■ SHORT EXERCISE ■
Copy every record exactly, and keep the pictures out.
[Begin MATERIAL FOR THIS TASK]
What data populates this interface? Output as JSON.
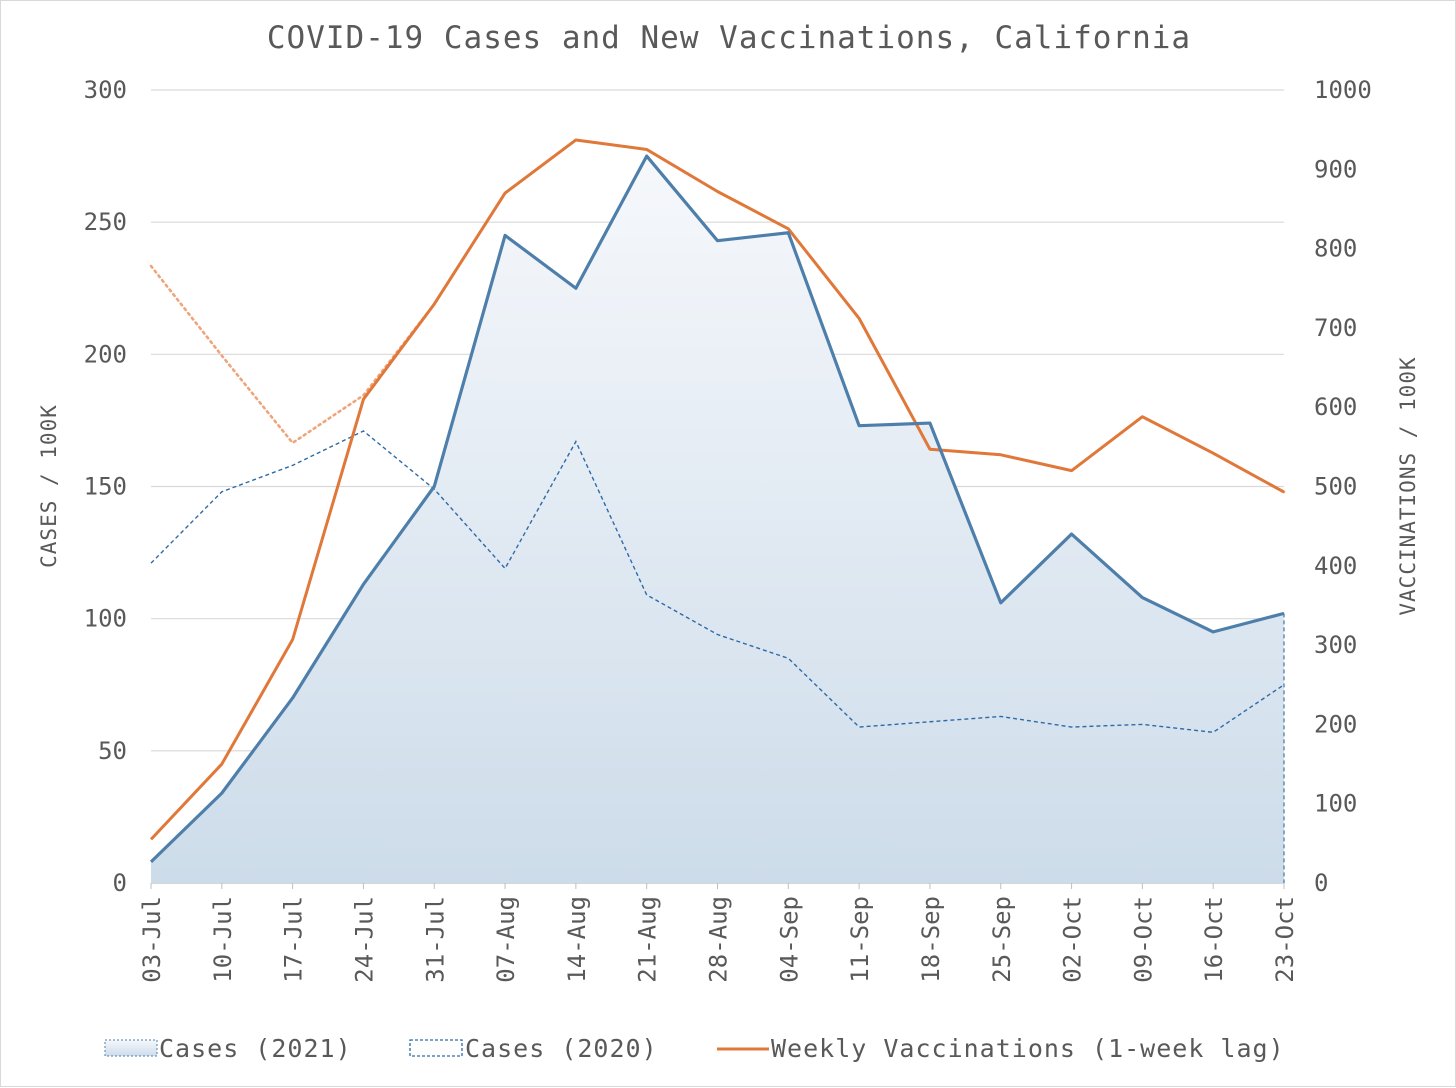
{
  "chart_data": {
    "type": "line",
    "title": "COVID-19 Cases and New Vaccinations, California",
    "categories": [
      "03-Jul",
      "10-Jul",
      "17-Jul",
      "24-Jul",
      "31-Jul",
      "07-Aug",
      "14-Aug",
      "21-Aug",
      "28-Aug",
      "04-Sep",
      "11-Sep",
      "18-Sep",
      "25-Sep",
      "02-Oct",
      "09-Oct",
      "16-Oct",
      "23-Oct"
    ],
    "y_left": {
      "label": "CASES / 100K",
      "range": [
        0,
        300
      ],
      "ticks": [
        0,
        50,
        100,
        150,
        200,
        250,
        300
      ]
    },
    "y_right": {
      "label": "VACCINATIONS / 100K",
      "range": [
        0,
        1000
      ],
      "ticks": [
        0,
        100,
        200,
        300,
        400,
        500,
        600,
        700,
        800,
        900,
        1000
      ]
    },
    "grid": "horizontal",
    "legend_position": "bottom",
    "series": [
      {
        "name": "Cases (2021)",
        "type": "area",
        "axis": "left",
        "color": "#4e7fab",
        "fill_top": "#f6f8fb",
        "fill_bottom": "#cddcea",
        "values": [
          8,
          34,
          70,
          113,
          150,
          245,
          225,
          275,
          243,
          246,
          173,
          174,
          106,
          132,
          108,
          95,
          102
        ]
      },
      {
        "name": "Cases (2020)",
        "type": "line",
        "style": "dashed",
        "axis": "left",
        "color": "#2e6aa8",
        "values": [
          121,
          148,
          158,
          171,
          149,
          119,
          167,
          109,
          94,
          85,
          59,
          61,
          63,
          59,
          60,
          57,
          75
        ]
      },
      {
        "name": "Weekly Vaccinations (1-week lag)",
        "type": "line",
        "axis": "right",
        "color": "#e0783a",
        "values": [
          55,
          150,
          307,
          610,
          730,
          870,
          937,
          925,
          872,
          825,
          712,
          547,
          540,
          520,
          588,
          542,
          493
        ]
      },
      {
        "type": "line",
        "style": "dotted",
        "axis": "right",
        "color": "#f0a47a",
        "values": [
          778,
          665,
          555,
          615,
          730,
          870,
          937,
          925,
          872,
          825,
          712,
          547,
          540,
          520,
          588,
          542,
          493
        ]
      }
    ]
  }
}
[End MATERIAL FOR THIS TASK]
■ COMPLETE RESPONSE ■
What data populates this interface? Output as JSON.
{
  "chart_data": {
    "type": "line",
    "title": "COVID-19 Cases and New Vaccinations, California",
    "categories": [
      "03-Jul",
      "10-Jul",
      "17-Jul",
      "24-Jul",
      "31-Jul",
      "07-Aug",
      "14-Aug",
      "21-Aug",
      "28-Aug",
      "04-Sep",
      "11-Sep",
      "18-Sep",
      "25-Sep",
      "02-Oct",
      "09-Oct",
      "16-Oct",
      "23-Oct"
    ],
    "y_left": {
      "label": "CASES / 100K",
      "range": [
        0,
        300
      ],
      "ticks": [
        0,
        50,
        100,
        150,
        200,
        250,
        300
      ]
    },
    "y_right": {
      "label": "VACCINATIONS / 100K",
      "range": [
        0,
        1000
      ],
      "ticks": [
        0,
        100,
        200,
        300,
        400,
        500,
        600,
        700,
        800,
        900,
        1000
      ]
    },
    "grid": "horizontal",
    "legend_position": "bottom",
    "series": [
      {
        "name": "Cases (2021)",
        "type": "area",
        "axis": "left",
        "color": "#4e7fab",
        "fill_top": "#f6f8fb",
        "fill_bottom": "#cddcea",
        "values": [
          8,
          34,
          70,
          113,
          150,
          245,
          225,
          275,
          243,
          246,
          173,
          174,
          106,
          132,
          108,
          95,
          102
        ]
      },
      {
        "name": "Cases (2020)",
        "type": "line",
        "style": "dashed",
        "axis": "left",
        "color": "#2e6aa8",
        "values": [
          121,
          148,
          158,
          171,
          149,
          119,
          167,
          109,
          94,
          85,
          59,
          61,
          63,
          59,
          60,
          57,
          75
        ]
      },
      {
        "name": "Weekly Vaccinations (1-week lag)",
        "type": "line",
        "axis": "right",
        "color": "#e0783a",
        "values": [
          55,
          150,
          307,
          610,
          730,
          870,
          937,
          925,
          872,
          825,
          712,
          547,
          540,
          520,
          588,
          542,
          493
        ]
      },
      {
        "type": "line",
        "style": "dotted",
        "axis": "right",
        "color": "#f0a47a",
        "values": [
          778,
          665,
          555,
          615,
          730,
          870,
          937,
          925,
          872,
          825,
          712,
          547,
          540,
          520,
          588,
          542,
          493
        ]
      }
    ]
  }
}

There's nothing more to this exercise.